Omit all pictures, then retype exactly the lines from the one that contains "Transcribe this image's" through the end of the listing.

Saved data entries
╔══

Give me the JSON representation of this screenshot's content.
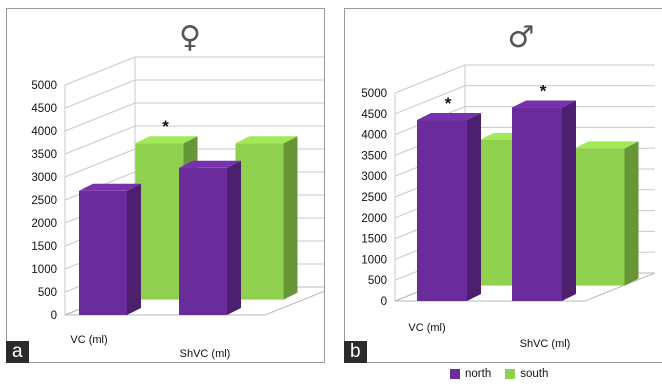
{
  "chart_data": [
    {
      "type": "bar",
      "panel_label": "a",
      "symbol": "♀",
      "categories": [
        "VC (ml)",
        "ShVC (ml)"
      ],
      "series": [
        {
          "name": "north",
          "values": [
            2700,
            3200
          ],
          "color": "#6a2c9a"
        },
        {
          "name": "south",
          "values": [
            3400,
            3400
          ],
          "color": "#8fd14f"
        }
      ],
      "significance": [
        {
          "category": 0,
          "series": 1,
          "mark": "*"
        }
      ],
      "yticks": [
        0,
        500,
        1000,
        1500,
        2000,
        2500,
        3000,
        3500,
        4000,
        4500,
        5000
      ],
      "ylim": [
        0,
        5000
      ],
      "grid": true
    },
    {
      "type": "bar",
      "panel_label": "b",
      "symbol": "♂",
      "categories": [
        "VC (ml)",
        "ShVC (ml)"
      ],
      "series": [
        {
          "name": "north",
          "values": [
            4350,
            4650
          ],
          "color": "#6a2c9a"
        },
        {
          "name": "south",
          "values": [
            3500,
            3300
          ],
          "color": "#8fd14f"
        }
      ],
      "significance": [
        {
          "category": 0,
          "series": 0,
          "mark": "*"
        },
        {
          "category": 1,
          "series": 0,
          "mark": "*"
        }
      ],
      "yticks": [
        0,
        500,
        1000,
        1500,
        2000,
        2500,
        3000,
        3500,
        4000,
        4500,
        5000
      ],
      "ylim": [
        0,
        5000
      ],
      "grid": true
    }
  ],
  "legend": {
    "placement": "bottom-right",
    "items": [
      {
        "label": "north",
        "color": "#6a2c9a"
      },
      {
        "label": "south",
        "color": "#8fd14f"
      }
    ]
  }
}
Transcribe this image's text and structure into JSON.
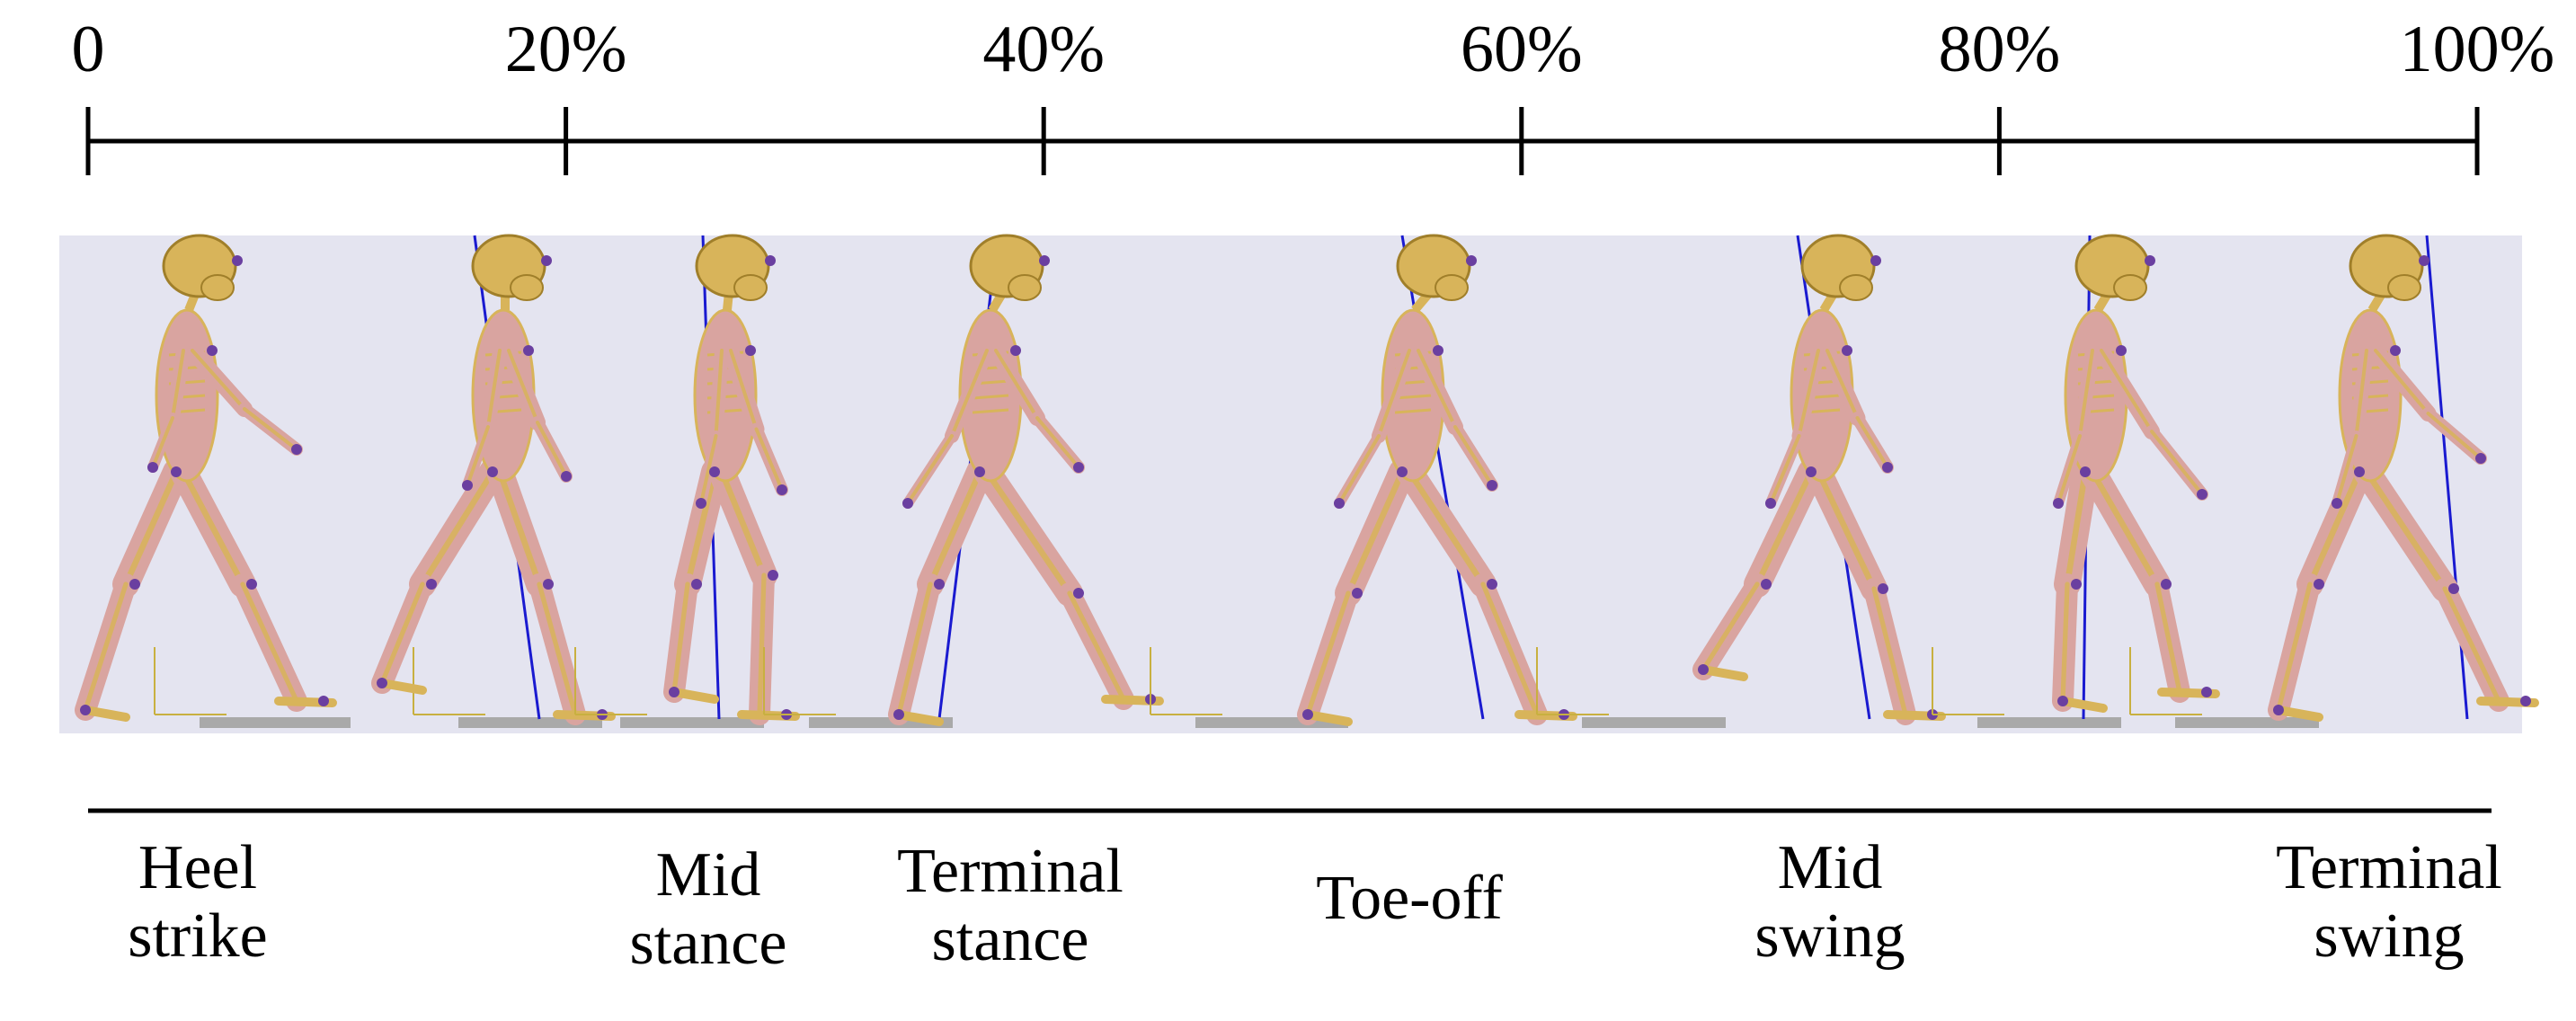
{
  "timeline": {
    "ticks": [
      {
        "label": "0",
        "pct": 0
      },
      {
        "label": "20%",
        "pct": 20
      },
      {
        "label": "40%",
        "pct": 40
      },
      {
        "label": "60%",
        "pct": 60
      },
      {
        "label": "80%",
        "pct": 80
      },
      {
        "label": "100%",
        "pct": 100
      }
    ]
  },
  "phases": [
    {
      "line1": "Heel",
      "line2": "strike"
    },
    {
      "line1": "Mid",
      "line2": "stance"
    },
    {
      "line1": "Terminal",
      "line2": "stance"
    },
    {
      "line1": "Toe-off",
      "line2": ""
    },
    {
      "line1": "Mid",
      "line2": "swing"
    },
    {
      "line1": "Terminal",
      "line2": "swing"
    }
  ],
  "colors": {
    "panel_background": "#e4e4f0",
    "muscle": "#d9a4a0",
    "bone": "#d8b45a",
    "marker": "#6a3fa0",
    "force_line": "#1a1ad0",
    "floor": "#a9a9a9"
  }
}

╚══

Task output
Transcribe this image's text and structure into JSON.
{
  "timeline": {
    "ticks": [
      {
        "label": "0",
        "pct": 0
      },
      {
        "label": "20%",
        "pct": 20
      },
      {
        "label": "40%",
        "pct": 40
      },
      {
        "label": "60%",
        "pct": 60
      },
      {
        "label": "80%",
        "pct": 80
      },
      {
        "label": "100%",
        "pct": 100
      }
    ]
  },
  "phases": [
    {
      "line1": "Heel",
      "line2": "strike"
    },
    {
      "line1": "Mid",
      "line2": "stance"
    },
    {
      "line1": "Terminal",
      "line2": "stance"
    },
    {
      "line1": "Toe-off",
      "line2": ""
    },
    {
      "line1": "Mid",
      "line2": "swing"
    },
    {
      "line1": "Terminal",
      "line2": "swing"
    }
  ],
  "colors": {
    "panel_background": "#e4e4f0",
    "muscle": "#d9a4a0",
    "bone": "#d8b45a",
    "marker": "#6a3fa0",
    "force_line": "#1a1ad0",
    "floor": "#a9a9a9"
  }
}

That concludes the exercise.